Do this: Write out every line below that includes the word "title".

Data records:
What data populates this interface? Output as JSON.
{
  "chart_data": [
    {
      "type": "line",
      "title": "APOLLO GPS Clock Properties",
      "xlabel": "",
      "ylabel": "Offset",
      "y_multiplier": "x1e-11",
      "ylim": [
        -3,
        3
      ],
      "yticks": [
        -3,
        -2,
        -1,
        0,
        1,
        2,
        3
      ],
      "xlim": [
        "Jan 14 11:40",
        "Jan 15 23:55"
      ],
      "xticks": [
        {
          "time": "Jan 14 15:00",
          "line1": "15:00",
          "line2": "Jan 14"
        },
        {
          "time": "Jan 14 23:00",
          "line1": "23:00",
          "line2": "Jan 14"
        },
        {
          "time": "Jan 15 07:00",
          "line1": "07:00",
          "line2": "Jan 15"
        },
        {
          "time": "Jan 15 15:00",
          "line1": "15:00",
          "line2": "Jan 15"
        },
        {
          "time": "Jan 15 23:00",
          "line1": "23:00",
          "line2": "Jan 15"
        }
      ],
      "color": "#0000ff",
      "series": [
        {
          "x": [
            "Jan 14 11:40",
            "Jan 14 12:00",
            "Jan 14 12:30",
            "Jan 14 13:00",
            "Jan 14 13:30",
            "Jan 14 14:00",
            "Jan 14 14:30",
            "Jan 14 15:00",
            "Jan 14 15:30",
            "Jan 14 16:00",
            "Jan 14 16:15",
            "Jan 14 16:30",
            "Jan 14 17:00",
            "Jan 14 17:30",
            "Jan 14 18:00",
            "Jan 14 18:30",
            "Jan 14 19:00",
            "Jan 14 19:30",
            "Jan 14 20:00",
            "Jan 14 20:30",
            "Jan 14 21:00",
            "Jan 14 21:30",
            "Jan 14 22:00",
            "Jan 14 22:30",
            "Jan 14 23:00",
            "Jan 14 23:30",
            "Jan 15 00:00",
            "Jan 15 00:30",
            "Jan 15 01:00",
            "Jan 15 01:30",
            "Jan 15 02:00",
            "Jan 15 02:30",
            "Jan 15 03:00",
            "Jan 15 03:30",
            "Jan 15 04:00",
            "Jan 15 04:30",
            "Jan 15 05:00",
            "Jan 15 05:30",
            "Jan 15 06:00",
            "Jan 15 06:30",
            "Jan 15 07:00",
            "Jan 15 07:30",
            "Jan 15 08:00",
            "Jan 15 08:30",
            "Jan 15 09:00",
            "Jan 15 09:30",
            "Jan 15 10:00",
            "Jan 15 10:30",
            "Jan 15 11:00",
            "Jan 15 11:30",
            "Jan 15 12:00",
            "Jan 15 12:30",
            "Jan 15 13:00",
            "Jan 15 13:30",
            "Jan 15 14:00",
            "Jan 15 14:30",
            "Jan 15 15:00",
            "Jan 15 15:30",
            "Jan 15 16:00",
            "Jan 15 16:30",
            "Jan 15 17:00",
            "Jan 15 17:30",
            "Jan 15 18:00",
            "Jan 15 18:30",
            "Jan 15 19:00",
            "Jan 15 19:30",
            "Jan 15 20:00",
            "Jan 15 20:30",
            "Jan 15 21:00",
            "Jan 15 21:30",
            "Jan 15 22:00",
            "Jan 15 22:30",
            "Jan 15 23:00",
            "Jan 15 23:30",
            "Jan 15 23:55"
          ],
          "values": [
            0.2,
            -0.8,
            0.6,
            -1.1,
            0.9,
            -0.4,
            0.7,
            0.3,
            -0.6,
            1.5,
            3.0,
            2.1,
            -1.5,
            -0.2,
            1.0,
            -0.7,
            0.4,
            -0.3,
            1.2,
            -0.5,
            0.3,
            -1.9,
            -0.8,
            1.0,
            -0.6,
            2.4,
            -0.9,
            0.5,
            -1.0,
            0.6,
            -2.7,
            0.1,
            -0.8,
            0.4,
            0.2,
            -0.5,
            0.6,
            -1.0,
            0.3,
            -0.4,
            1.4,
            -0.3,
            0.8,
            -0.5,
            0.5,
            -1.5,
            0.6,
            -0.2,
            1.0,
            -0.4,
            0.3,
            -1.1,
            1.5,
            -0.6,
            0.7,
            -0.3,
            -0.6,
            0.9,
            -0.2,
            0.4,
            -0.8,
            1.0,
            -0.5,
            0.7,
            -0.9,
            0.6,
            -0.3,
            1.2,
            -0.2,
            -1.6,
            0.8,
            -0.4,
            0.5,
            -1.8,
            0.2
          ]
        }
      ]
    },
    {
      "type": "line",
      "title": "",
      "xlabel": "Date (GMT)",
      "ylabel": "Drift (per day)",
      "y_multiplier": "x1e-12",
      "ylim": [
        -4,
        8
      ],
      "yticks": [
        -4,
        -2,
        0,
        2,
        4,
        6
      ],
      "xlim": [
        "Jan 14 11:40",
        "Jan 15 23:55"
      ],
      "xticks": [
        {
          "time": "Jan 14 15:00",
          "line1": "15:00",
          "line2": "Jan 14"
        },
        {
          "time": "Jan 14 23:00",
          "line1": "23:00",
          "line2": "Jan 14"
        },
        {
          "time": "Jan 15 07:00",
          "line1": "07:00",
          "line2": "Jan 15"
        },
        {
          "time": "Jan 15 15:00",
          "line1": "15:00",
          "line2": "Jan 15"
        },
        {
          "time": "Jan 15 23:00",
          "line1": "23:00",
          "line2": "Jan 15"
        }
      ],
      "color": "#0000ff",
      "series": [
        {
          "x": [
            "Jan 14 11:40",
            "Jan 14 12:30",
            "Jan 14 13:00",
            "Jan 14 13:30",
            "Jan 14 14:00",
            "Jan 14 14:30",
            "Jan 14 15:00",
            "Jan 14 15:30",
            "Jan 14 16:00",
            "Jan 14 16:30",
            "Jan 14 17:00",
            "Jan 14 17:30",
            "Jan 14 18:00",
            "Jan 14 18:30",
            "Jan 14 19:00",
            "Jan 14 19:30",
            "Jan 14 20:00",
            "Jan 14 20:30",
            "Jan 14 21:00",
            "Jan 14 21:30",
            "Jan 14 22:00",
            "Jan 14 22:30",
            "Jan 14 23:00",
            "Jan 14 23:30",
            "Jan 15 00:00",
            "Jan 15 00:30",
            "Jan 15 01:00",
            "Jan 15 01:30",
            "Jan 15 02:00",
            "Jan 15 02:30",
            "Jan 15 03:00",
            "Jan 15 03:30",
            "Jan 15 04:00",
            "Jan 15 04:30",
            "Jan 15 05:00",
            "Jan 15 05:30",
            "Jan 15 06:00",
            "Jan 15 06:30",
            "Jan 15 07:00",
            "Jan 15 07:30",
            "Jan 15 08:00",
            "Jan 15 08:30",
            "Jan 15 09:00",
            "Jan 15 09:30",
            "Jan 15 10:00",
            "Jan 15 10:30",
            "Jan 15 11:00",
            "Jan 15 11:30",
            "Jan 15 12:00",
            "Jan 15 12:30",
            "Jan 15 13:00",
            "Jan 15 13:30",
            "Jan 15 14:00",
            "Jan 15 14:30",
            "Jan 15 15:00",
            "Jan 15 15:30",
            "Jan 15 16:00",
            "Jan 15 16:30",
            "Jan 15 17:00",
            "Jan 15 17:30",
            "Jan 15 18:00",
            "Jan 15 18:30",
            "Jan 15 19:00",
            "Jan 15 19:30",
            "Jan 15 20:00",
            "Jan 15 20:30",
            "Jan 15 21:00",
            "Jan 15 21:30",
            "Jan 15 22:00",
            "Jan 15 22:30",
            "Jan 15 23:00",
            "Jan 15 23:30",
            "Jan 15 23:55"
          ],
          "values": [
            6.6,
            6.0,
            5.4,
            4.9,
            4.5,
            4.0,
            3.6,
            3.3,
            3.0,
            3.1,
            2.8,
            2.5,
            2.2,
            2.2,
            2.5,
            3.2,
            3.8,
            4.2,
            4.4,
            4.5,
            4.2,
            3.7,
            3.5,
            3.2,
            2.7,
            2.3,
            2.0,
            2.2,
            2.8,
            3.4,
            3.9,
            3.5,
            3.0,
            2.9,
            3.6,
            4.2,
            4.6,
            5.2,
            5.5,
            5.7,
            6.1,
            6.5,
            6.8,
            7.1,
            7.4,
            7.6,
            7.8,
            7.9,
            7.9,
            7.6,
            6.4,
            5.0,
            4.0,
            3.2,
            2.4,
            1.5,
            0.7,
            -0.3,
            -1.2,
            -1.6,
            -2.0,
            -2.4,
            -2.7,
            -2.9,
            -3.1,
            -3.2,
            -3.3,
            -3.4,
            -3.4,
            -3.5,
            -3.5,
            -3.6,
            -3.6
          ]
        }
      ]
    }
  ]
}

Final answer:
      "title": "APOLLO GPS Clock Properties",
      "title": "",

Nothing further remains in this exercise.